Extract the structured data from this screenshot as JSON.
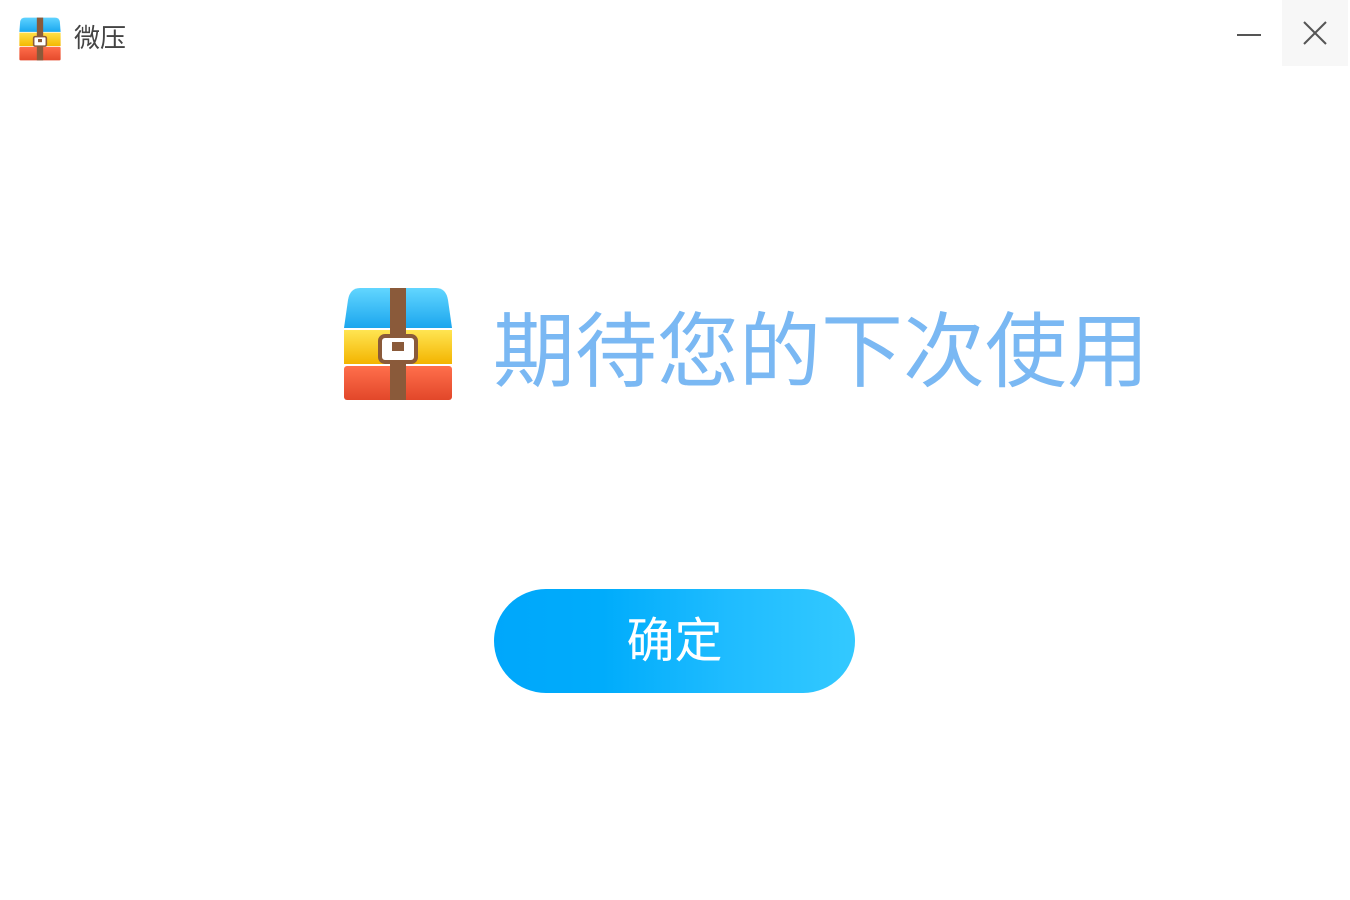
{
  "window": {
    "title": "微压",
    "controls": {
      "minimize_icon": "minimize-icon",
      "close_icon": "close-icon"
    }
  },
  "main": {
    "message": "期待您的下次使用",
    "confirm_label": "确定"
  },
  "icons": {
    "app_icon": "archive-box-icon",
    "hero_icon": "archive-box-icon"
  },
  "colors": {
    "message_text": "#7ab8f3",
    "button_gradient_start": "#00a7fb",
    "button_gradient_end": "#33c9ff",
    "button_text": "#ffffff",
    "title_text": "#444444"
  }
}
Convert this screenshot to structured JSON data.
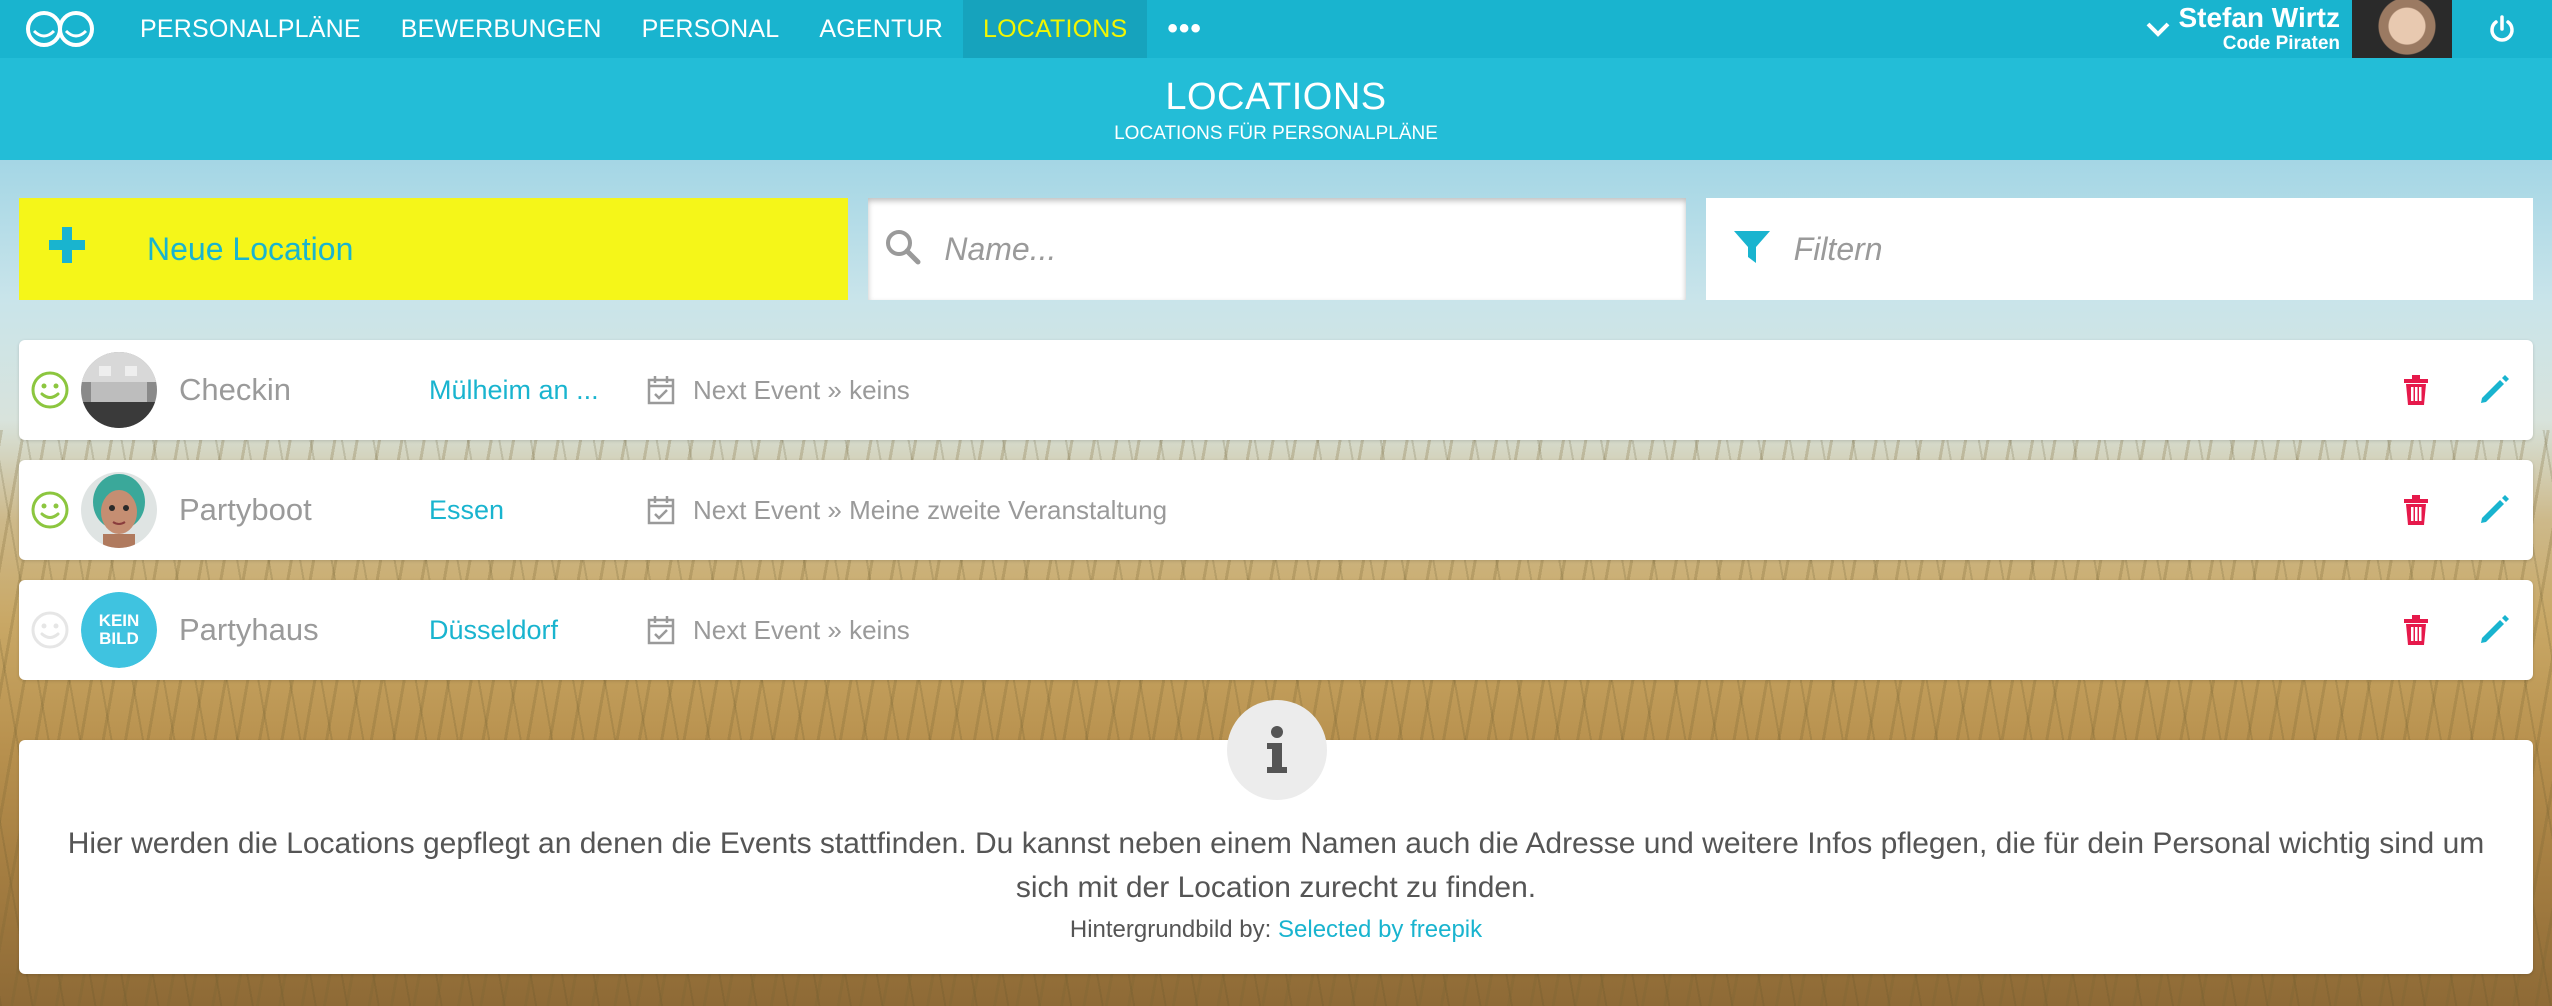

● TASK PROMPT
Each entry above should be reproduced exactly, with the pictures removed.

● RESPONSE FOR THIS EXERCISE
Extract the structured data from this screenshot as JSON.
{
  "window": {
    "title": "微压",
    "controls": {
      "minimize_icon": "minimize-icon",
      "close_icon": "close-icon"
    }
  },
  "main": {
    "message": "期待您的下次使用",
    "confirm_label": "确定"
  },
  "icons": {
    "app_icon": "archive-box-icon",
    "hero_icon": "archive-box-icon"
  },
  "colors": {
    "message_text": "#7ab8f3",
    "button_gradient_start": "#00a7fb",
    "button_gradient_end": "#33c9ff",
    "button_text": "#ffffff",
    "title_text": "#444444"
  }
}
Convert this screenshot to structured JSON data.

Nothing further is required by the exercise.